→ **WRITTEN INSTRUCTION**
Check each line of the records below and collect those holding "Mayor".

___ LISTED RECORDS ___

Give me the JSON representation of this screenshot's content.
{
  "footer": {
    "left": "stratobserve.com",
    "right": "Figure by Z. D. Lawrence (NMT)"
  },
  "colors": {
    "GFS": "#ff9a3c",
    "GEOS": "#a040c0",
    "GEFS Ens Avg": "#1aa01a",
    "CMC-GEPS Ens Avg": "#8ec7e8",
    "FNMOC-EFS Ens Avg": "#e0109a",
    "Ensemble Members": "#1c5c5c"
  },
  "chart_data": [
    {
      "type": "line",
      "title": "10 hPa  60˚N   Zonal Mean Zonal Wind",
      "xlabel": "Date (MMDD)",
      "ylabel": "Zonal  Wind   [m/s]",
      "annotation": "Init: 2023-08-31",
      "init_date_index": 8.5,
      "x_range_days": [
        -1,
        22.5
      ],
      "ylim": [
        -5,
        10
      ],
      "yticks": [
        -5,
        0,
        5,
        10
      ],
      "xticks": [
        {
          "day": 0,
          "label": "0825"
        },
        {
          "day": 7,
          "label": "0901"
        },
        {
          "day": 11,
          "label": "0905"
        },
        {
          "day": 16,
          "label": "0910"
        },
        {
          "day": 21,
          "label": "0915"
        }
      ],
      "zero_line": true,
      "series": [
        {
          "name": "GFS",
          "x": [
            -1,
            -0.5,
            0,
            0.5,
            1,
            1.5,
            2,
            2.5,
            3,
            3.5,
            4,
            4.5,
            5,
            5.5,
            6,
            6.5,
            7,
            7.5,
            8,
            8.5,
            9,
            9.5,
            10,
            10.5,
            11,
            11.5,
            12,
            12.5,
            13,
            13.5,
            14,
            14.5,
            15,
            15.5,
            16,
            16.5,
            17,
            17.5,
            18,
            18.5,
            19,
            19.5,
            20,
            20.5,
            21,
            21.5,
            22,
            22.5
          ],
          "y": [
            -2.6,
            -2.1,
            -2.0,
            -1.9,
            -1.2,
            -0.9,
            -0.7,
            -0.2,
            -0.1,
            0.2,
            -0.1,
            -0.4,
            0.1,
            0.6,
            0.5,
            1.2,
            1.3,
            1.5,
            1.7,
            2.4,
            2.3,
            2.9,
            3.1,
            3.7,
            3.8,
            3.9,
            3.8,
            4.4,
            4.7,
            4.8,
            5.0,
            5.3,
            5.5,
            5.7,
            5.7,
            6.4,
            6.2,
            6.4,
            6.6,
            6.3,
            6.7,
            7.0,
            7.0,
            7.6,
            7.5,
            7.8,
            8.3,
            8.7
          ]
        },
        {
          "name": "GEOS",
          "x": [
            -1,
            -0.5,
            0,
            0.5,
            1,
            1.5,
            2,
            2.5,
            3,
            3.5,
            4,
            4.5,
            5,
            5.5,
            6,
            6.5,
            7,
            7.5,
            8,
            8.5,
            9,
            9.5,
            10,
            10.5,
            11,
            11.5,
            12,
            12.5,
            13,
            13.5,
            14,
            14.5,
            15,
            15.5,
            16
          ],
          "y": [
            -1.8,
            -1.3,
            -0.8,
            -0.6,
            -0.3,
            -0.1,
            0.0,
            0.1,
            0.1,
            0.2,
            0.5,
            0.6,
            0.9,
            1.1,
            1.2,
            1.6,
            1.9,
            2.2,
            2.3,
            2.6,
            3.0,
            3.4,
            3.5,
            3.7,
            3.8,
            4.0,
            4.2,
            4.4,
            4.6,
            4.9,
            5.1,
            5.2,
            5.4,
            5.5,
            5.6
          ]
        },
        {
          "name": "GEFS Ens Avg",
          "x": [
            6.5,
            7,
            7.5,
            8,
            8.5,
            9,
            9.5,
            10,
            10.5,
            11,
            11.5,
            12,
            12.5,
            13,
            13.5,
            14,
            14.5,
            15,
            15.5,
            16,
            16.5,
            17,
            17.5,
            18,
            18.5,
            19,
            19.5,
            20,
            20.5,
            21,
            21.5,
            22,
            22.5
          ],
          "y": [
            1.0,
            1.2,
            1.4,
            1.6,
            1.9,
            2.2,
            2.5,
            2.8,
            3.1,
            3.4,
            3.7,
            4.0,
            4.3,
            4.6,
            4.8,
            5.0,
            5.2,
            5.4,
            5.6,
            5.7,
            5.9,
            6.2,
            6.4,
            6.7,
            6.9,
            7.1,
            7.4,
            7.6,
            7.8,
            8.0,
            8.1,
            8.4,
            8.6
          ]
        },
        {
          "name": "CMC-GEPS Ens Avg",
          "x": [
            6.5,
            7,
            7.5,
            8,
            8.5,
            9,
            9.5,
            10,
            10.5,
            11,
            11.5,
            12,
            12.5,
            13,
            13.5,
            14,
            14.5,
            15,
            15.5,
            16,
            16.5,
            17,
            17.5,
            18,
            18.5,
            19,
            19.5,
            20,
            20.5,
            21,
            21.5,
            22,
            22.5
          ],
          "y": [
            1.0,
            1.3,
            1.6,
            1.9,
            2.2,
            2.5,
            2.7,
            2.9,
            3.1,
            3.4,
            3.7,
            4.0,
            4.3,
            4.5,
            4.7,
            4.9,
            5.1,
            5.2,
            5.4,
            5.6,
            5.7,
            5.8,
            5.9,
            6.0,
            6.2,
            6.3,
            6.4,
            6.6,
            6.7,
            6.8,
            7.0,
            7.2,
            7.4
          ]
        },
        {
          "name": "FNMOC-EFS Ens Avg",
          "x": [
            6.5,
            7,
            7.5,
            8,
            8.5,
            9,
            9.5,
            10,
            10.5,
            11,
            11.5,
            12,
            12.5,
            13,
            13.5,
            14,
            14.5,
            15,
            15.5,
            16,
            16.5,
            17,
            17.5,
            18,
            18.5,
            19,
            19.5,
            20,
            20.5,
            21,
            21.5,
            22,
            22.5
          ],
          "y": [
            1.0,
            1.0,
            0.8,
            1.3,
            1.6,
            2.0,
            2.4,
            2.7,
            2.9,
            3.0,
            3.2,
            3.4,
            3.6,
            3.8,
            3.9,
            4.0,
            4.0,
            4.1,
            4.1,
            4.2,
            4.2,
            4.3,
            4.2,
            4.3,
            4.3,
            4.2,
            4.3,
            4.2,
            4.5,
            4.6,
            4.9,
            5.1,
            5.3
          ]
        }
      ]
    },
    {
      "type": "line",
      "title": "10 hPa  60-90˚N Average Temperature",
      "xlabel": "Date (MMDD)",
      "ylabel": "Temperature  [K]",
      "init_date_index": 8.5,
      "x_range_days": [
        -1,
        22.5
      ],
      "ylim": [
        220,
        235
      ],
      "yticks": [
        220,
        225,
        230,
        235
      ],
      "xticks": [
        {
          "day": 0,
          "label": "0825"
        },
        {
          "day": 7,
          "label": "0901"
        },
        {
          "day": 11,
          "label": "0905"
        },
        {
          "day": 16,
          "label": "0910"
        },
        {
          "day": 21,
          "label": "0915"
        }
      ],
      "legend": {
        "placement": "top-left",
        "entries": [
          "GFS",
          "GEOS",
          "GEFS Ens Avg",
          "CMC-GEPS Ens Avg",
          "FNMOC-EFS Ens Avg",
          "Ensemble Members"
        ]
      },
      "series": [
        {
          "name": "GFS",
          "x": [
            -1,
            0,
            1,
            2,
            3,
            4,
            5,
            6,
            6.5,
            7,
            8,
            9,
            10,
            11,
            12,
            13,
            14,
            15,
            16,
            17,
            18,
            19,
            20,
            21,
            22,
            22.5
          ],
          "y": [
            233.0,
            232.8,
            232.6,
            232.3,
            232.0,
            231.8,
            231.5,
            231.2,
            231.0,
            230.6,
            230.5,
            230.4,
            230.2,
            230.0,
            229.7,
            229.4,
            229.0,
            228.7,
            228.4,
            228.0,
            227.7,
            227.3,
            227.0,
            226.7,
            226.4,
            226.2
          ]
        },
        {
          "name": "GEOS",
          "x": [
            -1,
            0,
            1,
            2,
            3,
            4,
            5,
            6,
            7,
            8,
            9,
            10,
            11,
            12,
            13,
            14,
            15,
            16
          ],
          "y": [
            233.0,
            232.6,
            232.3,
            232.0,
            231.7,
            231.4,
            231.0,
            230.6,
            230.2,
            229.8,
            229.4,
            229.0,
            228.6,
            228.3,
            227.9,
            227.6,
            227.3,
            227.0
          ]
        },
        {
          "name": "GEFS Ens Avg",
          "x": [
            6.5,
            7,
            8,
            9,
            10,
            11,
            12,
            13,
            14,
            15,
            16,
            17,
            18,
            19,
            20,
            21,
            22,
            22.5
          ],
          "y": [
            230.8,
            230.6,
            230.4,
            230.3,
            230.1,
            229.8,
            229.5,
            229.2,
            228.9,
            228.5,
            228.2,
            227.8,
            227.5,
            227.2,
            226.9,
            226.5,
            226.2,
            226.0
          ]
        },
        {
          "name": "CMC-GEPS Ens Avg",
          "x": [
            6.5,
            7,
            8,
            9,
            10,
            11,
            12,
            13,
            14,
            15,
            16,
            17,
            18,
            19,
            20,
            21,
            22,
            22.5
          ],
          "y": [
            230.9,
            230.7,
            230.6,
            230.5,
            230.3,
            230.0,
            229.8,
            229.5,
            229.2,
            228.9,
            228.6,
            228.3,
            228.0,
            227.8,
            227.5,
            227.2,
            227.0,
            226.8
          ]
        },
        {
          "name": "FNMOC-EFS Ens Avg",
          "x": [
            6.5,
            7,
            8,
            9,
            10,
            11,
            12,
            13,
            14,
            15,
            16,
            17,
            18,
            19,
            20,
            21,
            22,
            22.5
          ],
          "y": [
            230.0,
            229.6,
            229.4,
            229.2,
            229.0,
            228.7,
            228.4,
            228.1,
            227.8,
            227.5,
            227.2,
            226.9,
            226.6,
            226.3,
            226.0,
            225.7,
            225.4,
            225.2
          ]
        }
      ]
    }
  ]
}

___
___ LISTED RECORDS ___

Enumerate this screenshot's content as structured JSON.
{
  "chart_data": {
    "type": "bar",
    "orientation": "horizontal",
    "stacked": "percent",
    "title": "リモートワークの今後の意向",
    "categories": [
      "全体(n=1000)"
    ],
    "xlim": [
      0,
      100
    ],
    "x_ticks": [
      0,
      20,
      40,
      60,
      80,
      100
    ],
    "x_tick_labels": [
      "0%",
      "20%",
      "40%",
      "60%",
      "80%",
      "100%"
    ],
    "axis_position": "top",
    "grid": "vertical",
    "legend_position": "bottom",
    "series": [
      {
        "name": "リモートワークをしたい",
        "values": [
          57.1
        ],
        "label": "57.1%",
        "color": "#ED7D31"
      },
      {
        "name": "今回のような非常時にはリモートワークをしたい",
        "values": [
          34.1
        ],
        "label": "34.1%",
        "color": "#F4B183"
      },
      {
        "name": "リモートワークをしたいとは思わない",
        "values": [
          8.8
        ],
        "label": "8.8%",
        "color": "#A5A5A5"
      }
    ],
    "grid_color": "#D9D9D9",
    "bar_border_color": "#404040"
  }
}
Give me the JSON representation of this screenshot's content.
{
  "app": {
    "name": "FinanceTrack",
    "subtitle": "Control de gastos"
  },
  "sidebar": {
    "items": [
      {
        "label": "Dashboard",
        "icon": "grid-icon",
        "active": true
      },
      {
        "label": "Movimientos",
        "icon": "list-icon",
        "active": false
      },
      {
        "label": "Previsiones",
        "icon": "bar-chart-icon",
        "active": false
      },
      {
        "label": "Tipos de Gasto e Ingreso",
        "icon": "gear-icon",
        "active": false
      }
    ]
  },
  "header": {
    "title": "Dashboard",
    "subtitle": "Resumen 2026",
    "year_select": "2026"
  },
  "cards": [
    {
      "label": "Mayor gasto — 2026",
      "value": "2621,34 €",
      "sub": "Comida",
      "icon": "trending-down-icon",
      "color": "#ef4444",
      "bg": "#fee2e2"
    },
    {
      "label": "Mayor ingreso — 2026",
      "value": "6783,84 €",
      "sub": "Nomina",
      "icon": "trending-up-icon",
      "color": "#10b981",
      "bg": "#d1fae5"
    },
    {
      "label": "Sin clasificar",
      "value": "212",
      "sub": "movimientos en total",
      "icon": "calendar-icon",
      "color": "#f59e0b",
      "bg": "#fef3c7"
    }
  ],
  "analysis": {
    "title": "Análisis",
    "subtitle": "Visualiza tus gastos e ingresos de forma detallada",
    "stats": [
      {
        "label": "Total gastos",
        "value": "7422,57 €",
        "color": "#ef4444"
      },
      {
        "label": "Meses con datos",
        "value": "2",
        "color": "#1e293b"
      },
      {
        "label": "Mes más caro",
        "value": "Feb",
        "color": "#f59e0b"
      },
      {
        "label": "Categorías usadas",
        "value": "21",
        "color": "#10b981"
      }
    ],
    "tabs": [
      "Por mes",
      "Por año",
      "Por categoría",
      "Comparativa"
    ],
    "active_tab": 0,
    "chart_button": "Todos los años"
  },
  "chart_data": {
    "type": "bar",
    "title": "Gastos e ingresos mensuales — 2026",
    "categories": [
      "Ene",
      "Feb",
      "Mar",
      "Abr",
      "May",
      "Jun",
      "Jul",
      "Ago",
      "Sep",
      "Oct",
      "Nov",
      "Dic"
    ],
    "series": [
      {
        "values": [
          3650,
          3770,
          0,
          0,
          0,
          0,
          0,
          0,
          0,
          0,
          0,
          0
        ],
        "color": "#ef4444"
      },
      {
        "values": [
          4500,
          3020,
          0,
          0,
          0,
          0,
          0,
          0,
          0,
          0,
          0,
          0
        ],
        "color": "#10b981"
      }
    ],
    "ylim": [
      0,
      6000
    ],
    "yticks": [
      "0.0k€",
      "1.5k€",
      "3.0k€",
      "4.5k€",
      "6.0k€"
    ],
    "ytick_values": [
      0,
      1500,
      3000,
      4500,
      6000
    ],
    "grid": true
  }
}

___
___ LISTED RECORDS ___

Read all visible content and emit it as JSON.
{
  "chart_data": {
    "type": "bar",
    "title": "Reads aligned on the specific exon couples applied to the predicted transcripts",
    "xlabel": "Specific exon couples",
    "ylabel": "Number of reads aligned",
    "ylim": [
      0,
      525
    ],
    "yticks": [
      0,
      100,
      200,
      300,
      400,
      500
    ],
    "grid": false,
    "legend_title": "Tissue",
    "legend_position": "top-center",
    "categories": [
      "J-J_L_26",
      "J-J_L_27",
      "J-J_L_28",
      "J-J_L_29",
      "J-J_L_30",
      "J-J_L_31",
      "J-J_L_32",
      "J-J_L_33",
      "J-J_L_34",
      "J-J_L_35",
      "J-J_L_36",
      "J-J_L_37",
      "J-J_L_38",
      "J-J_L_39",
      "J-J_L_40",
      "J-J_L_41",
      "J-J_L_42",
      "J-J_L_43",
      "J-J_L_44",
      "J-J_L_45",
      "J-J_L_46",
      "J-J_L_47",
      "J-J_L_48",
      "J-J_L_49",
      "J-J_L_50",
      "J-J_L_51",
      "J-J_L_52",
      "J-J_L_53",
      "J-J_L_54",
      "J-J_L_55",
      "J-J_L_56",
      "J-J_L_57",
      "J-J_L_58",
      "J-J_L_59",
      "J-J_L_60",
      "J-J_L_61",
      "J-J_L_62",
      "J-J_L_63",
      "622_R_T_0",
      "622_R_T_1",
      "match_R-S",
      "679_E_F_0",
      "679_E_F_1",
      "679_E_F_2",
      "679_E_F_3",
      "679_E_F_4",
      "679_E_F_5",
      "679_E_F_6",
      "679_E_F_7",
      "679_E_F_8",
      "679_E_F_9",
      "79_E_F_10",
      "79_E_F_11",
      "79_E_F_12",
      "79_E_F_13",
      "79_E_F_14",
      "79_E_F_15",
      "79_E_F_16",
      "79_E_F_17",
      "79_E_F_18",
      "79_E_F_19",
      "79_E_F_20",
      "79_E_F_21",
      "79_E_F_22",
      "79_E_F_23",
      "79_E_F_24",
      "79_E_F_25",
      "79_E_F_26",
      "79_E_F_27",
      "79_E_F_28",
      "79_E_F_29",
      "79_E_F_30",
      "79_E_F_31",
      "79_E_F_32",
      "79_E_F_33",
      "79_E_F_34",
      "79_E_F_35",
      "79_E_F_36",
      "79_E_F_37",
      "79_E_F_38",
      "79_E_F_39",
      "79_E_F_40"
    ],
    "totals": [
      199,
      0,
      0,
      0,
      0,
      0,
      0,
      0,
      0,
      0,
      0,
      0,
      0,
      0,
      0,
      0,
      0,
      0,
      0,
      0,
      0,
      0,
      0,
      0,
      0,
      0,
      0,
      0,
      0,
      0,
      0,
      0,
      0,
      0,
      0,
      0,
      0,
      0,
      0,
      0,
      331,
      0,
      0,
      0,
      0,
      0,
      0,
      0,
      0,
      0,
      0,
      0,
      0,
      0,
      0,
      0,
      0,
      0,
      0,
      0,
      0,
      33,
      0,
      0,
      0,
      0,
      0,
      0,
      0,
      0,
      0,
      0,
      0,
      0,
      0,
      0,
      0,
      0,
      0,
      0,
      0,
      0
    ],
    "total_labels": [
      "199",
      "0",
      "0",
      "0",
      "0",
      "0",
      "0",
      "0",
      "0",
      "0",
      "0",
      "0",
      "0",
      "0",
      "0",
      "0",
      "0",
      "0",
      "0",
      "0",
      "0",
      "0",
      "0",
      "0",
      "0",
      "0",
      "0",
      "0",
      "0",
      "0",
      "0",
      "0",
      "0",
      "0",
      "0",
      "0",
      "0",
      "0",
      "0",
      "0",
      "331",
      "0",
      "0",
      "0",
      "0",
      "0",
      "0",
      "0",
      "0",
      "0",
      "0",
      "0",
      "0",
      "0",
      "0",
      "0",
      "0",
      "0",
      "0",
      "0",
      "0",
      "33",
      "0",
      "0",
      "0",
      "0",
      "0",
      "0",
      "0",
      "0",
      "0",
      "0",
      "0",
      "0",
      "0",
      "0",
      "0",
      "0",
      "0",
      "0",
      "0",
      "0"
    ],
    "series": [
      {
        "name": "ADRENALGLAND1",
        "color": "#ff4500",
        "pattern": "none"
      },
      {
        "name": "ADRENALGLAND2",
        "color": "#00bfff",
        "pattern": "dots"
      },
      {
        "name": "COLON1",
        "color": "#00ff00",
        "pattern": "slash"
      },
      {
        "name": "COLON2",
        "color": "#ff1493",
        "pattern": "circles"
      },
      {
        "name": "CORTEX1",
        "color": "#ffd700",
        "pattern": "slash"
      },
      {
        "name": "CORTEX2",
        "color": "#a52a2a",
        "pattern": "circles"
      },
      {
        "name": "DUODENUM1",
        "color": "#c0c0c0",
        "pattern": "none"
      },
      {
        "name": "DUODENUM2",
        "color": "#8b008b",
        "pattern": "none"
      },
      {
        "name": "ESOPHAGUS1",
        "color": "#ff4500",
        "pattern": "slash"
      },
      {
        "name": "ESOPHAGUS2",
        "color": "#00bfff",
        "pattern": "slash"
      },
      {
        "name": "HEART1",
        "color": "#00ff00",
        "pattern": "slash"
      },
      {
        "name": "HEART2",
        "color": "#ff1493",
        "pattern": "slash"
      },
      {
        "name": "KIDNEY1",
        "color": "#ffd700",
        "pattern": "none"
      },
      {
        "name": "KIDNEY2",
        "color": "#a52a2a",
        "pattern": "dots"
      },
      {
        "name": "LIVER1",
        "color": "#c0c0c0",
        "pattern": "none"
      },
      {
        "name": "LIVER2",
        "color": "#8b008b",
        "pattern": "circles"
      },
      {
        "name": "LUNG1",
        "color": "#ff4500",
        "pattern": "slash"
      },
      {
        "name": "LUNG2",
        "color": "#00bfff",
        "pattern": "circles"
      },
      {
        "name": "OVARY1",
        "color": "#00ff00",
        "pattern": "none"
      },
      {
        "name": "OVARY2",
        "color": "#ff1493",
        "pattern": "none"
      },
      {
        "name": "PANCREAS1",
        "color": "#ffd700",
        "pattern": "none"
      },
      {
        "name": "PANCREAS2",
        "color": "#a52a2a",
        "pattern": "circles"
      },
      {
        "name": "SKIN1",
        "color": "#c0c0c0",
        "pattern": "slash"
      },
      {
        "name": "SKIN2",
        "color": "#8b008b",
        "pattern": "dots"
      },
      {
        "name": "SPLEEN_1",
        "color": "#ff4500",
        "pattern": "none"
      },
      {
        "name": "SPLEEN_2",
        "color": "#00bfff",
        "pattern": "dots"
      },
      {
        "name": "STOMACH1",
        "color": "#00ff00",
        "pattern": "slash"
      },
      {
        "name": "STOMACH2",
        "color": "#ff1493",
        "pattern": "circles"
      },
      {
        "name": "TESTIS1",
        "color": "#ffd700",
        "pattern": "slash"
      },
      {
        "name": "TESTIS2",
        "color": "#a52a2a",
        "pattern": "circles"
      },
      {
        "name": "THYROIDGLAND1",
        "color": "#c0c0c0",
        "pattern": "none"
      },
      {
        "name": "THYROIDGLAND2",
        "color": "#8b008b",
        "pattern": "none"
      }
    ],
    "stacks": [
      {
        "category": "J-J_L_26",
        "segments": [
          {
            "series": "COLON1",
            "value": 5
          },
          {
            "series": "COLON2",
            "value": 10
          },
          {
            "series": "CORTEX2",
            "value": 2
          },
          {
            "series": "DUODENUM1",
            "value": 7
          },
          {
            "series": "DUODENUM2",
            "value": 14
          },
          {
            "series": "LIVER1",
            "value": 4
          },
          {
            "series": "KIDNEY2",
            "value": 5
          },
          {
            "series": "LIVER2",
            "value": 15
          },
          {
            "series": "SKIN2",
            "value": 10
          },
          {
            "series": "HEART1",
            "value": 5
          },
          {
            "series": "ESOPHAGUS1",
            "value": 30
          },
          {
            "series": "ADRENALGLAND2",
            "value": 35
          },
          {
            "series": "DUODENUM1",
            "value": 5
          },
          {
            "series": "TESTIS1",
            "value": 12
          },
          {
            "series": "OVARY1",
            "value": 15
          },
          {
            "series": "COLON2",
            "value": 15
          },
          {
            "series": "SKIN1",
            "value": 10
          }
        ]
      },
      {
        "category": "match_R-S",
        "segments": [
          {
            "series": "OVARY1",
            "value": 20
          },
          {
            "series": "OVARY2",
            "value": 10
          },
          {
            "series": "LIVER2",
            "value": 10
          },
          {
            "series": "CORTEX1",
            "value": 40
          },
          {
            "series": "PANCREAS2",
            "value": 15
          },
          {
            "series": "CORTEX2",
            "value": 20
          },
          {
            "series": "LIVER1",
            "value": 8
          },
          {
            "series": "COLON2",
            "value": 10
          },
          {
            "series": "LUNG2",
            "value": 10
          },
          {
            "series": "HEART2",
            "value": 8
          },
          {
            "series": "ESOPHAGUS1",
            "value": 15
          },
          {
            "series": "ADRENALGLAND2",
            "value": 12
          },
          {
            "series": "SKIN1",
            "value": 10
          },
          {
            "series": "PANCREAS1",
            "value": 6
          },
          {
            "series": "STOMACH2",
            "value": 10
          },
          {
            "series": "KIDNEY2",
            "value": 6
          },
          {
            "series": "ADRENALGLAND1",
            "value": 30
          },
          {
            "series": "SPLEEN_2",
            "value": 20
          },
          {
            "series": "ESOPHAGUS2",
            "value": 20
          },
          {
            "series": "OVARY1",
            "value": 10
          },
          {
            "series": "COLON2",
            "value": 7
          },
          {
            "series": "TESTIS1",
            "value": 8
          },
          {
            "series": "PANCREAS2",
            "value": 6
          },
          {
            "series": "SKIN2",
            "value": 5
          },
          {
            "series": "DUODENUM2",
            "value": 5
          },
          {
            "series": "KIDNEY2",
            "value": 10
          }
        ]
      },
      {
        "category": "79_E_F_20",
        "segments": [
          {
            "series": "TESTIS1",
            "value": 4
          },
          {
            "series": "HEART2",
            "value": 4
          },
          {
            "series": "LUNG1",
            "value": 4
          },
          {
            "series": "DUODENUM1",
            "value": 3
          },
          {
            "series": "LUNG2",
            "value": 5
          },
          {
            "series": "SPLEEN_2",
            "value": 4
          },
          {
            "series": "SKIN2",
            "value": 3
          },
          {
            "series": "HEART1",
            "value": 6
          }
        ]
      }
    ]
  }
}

___

→ **THE ANSWER**
      "label": "Mayor gasto — 2026",
      "label": "Mayor ingreso — 2026",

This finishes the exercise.